▶ **Tasks and exercises**:
• A. Answer from the Form 8-K excerpt:
(i) Under which exhibit numbers are the Labrys SPA and the Labrys Note filed?
(ii) On what date did the Company enter into the FirstFire SPA?
(iii) Of the shares of Common Stock issued to FirstFire, how many were issued as a returnable commitment fee for the FirstFire Note?
• B. Carry the Form 8-K excerpt forward, writing its next part after its final sentence.

The preceding summaries of the Labrys SPA
and the Labrys Note do not purport to be complete and are qualified in their entirety by reference to the full text of the Labrys
SPA and Labrys Note, which are filed as Exhibits 10.1 and 10.2, respectively, to this Current Report on Form 8-K and incorporated
herein by reference.
FirstFire Investment
On December 28, 2020, the Company entered
into a Stock Purchase Agreement (the “FirstFire SPA”, and together with the Labrys SPA, the “SPAs”)
with FirstFire Global Opportunities Fund, LLC, a Delaware limited liability company (“FirstFire”), and issued
to FirstFire a 12% self-amortization promissory note (the “FirstFire Note”, and together with the Labrys Note,
the “Notes”), in each case on substantially similar terms to those with Labrys; provided, however, that (i)
the FirstFire Note had an aggregate principal amount of $172,000, (ii) FirstFire was issued a total of 160,656 shares of Common
Stock, of which 114,667 were issued as a returnable commitment fee for the FirstFire Note, and (iii) the FirstFire Note matures
on December 28, 2021.

▶ **Extracted material**:

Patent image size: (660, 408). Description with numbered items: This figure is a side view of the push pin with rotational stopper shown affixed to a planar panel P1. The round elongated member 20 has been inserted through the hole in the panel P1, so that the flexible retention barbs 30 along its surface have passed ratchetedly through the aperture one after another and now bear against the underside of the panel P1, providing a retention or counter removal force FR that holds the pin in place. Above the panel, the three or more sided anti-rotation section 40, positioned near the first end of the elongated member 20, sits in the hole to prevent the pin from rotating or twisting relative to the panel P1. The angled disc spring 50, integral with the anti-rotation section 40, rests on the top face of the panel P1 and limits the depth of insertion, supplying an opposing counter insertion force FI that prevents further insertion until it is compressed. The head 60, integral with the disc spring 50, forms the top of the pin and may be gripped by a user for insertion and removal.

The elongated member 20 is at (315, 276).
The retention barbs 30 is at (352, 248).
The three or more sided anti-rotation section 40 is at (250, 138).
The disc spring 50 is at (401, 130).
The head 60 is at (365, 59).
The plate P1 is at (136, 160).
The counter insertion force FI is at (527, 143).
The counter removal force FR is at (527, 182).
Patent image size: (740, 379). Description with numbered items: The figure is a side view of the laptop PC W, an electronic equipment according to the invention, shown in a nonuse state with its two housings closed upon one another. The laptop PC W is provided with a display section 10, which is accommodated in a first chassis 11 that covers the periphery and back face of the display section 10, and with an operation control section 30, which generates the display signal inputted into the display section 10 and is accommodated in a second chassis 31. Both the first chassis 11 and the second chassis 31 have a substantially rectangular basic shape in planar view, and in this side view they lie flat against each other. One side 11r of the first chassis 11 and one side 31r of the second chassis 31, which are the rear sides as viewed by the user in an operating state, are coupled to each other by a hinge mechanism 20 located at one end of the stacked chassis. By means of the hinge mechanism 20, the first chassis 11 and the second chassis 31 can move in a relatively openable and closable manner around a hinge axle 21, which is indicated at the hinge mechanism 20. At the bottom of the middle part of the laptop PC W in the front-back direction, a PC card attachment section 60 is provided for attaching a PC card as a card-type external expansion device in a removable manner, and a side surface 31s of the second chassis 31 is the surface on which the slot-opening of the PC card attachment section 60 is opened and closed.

▶ **Answers for the exercise**:
• A.
(i) Exhibits 10.1 and 10.2, respectively.
(ii) December 28, 2020.
(iii) 114,667 shares.

• B.
In connection with the FirstFire SPA and
FirstFire Note, the Company and FirstFire also entered into a Registration Rights Agreement (the “Registration
Rights Agreement”, and together with the FirstFire SPA and the FirstFire Note, the “FirstFire Agreements”),
pursuant to which the Company agreed to file a registration statement registering all securities issued or issuable pursuant to
the FirstFire SPA. The preceding summaries of the FirstFire SPA, the FirstFire Note and the Registration Rights Agreement do not
purport to be complete and are qualified in their entirety by reference to the full text of the FirstFire SPA, the FirstFire Note
and the Registration Rights Agreement, which are filed as Exhibits 10.3, 10.4 and 10.5, respectively, to this Current Report on
Form 8-K and incorporated herein by reference.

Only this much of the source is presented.